→ **Exercise requirements**
For this exercise, repeat the records below exactly and omit every picture.

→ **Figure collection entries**
========
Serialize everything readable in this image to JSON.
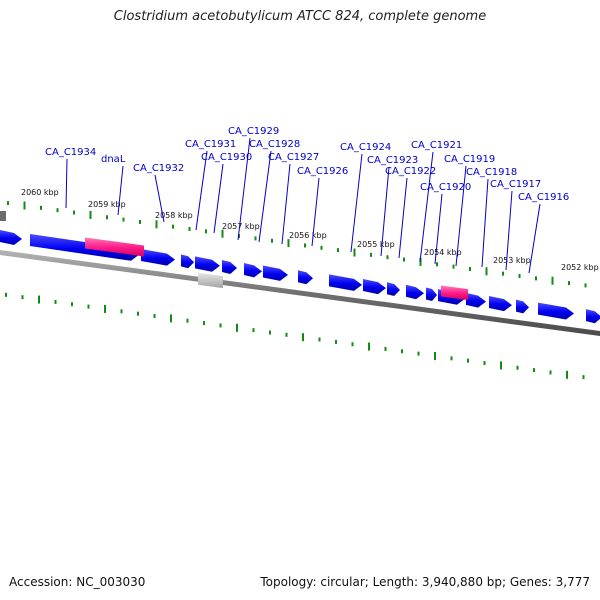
{
  "title": "Clostridium acetobutylicum ATCC 824, complete genome",
  "footer": {
    "accession": "Accession: NC_003030",
    "summary": "Topology: circular; Length: 3,940,880 bp; Genes: 3,777"
  },
  "colors": {
    "gene_forward": "#0000ff",
    "rna": "#ff1f8a",
    "pseudogene": "#bcbcbc",
    "backbone": "#7a7a7a",
    "tick": "#138a13",
    "label": "#0000cc"
  },
  "kbp_ticks": [
    "2060 kbp",
    "2059 kbp",
    "2058 kbp",
    "2057 kbp",
    "2056 kbp",
    "2055 kbp",
    "2054 kbp",
    "2053 kbp",
    "2052 kbp"
  ],
  "gene_labels": [
    "CA_C1934",
    "dnaL",
    "CA_C1932",
    "CA_C1931",
    "CA_C1930",
    "CA_C1929",
    "CA_C1928",
    "CA_C1927",
    "CA_C1926",
    "CA_C1924",
    "CA_C1923",
    "CA_C1922",
    "CA_C1921",
    "CA_C1920",
    "CA_C1919",
    "CA_C1918",
    "CA_C1917",
    "CA_C1916"
  ]
}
========
→ **Task answer**
Serialize everything readable in this image to JSON.
{
  "title": "Clostridium acetobutylicum ATCC 824, complete genome",
  "footer": {
    "accession": "Accession: NC_003030",
    "summary": "Topology: circular; Length: 3,940,880 bp; Genes: 3,777"
  },
  "colors": {
    "gene_forward": "#0000ff",
    "rna": "#ff1f8a",
    "pseudogene": "#bcbcbc",
    "backbone": "#7a7a7a",
    "tick": "#138a13",
    "label": "#0000cc"
  },
  "kbp_ticks": [
    "2060 kbp",
    "2059 kbp",
    "2058 kbp",
    "2057 kbp",
    "2056 kbp",
    "2055 kbp",
    "2054 kbp",
    "2053 kbp",
    "2052 kbp"
  ],
  "gene_labels": [
    "CA_C1934",
    "dnaL",
    "CA_C1932",
    "CA_C1931",
    "CA_C1930",
    "CA_C1929",
    "CA_C1928",
    "CA_C1927",
    "CA_C1926",
    "CA_C1924",
    "CA_C1923",
    "CA_C1922",
    "CA_C1921",
    "CA_C1920",
    "CA_C1919",
    "CA_C1918",
    "CA_C1917",
    "CA_C1916"
  ]
}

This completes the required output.